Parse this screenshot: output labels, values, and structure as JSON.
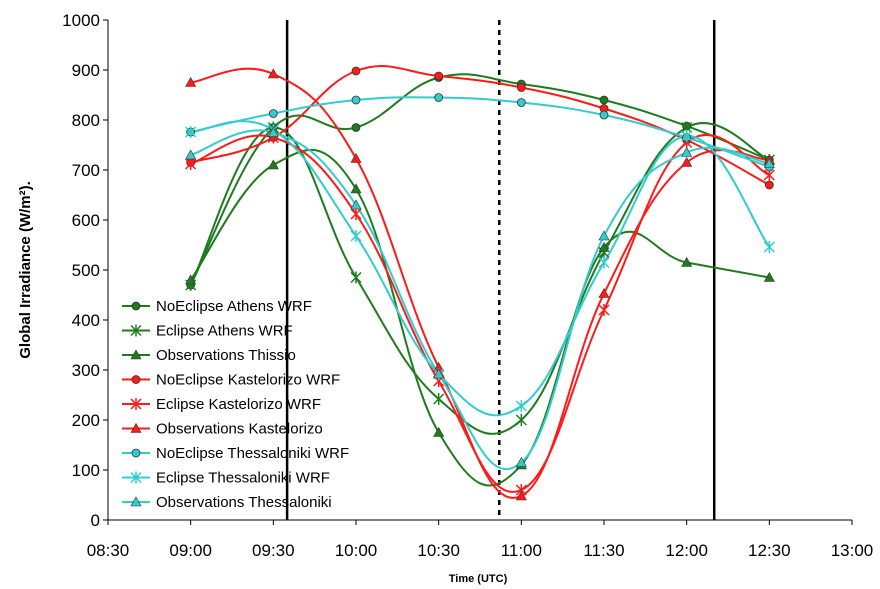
{
  "chart_data": {
    "type": "line",
    "title": "",
    "xlabel": "Time (UTC)",
    "ylabel": "Global Irradiance (W/m²).",
    "ylim": [
      0,
      1000
    ],
    "yticks": [
      "0",
      "100",
      "200",
      "300",
      "400",
      "500",
      "600",
      "700",
      "800",
      "900",
      "1000"
    ],
    "xticks": [
      "08:30",
      "09:00",
      "09:30",
      "10:00",
      "10:30",
      "11:00",
      "11:30",
      "12:00",
      "12:30",
      "13:00"
    ],
    "x": [
      "09:00",
      "09:30",
      "10:00",
      "10:30",
      "11:00",
      "11:30",
      "12:00",
      "12:30"
    ],
    "grid": false,
    "legend_position": "left",
    "vertical_lines": [
      {
        "time": "09:35",
        "style": "solid"
      },
      {
        "time": "10:52",
        "style": "dashed"
      },
      {
        "time": "12:10",
        "style": "solid"
      }
    ],
    "series": [
      {
        "name": "NoEclipse Athens WRF",
        "color": "#1e7b1e",
        "marker": "circle",
        "values": [
          470,
          785,
          785,
          885,
          872,
          840,
          788,
          720
        ]
      },
      {
        "name": "Eclipse Athens WRF",
        "color": "#1e7b1e",
        "marker": "star",
        "values": [
          470,
          785,
          485,
          242,
          200,
          535,
          785,
          720
        ]
      },
      {
        "name": "Observations Thissio",
        "color": "#1e7b1e",
        "marker": "triangle",
        "values": [
          480,
          710,
          662,
          175,
          110,
          545,
          515,
          485
        ]
      },
      {
        "name": "NoEclipse Kastelorizo WRF",
        "color": "#ff1a1a",
        "marker": "circle",
        "values": [
          715,
          765,
          898,
          888,
          865,
          823,
          760,
          670
        ]
      },
      {
        "name": "Eclipse Kastelorizo WRF",
        "color": "#ff1a1a",
        "marker": "star",
        "values": [
          712,
          765,
          612,
          278,
          60,
          420,
          755,
          690
        ]
      },
      {
        "name": "Observations Kastelorizo",
        "color": "#ff1a1a",
        "marker": "triangle",
        "values": [
          875,
          892,
          723,
          305,
          48,
          453,
          715,
          720
        ]
      },
      {
        "name": "NoEclipse Thessaloniki WRF",
        "color": "#33cccc",
        "marker": "circle",
        "values": [
          776,
          813,
          840,
          845,
          835,
          810,
          765,
          706
        ]
      },
      {
        "name": "Eclipse Thessaloniki WRF",
        "color": "#33cccc",
        "marker": "star",
        "values": [
          776,
          780,
          568,
          292,
          228,
          515,
          768,
          546
        ]
      },
      {
        "name": "Observations Thessaloniki",
        "color": "#33cccc",
        "marker": "triangle",
        "values": [
          730,
          775,
          630,
          292,
          115,
          568,
          735,
          713
        ]
      }
    ]
  }
}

━━━━━━━━━━━━━━━━━━━━━━━━━━━━━━

> Instructions for the task
Return all lines containing "Observations".

> Task result
        "name": "Observations Thissio",
        "name": "Observations Kastelorizo",
        "name": "Observations Thessaloniki",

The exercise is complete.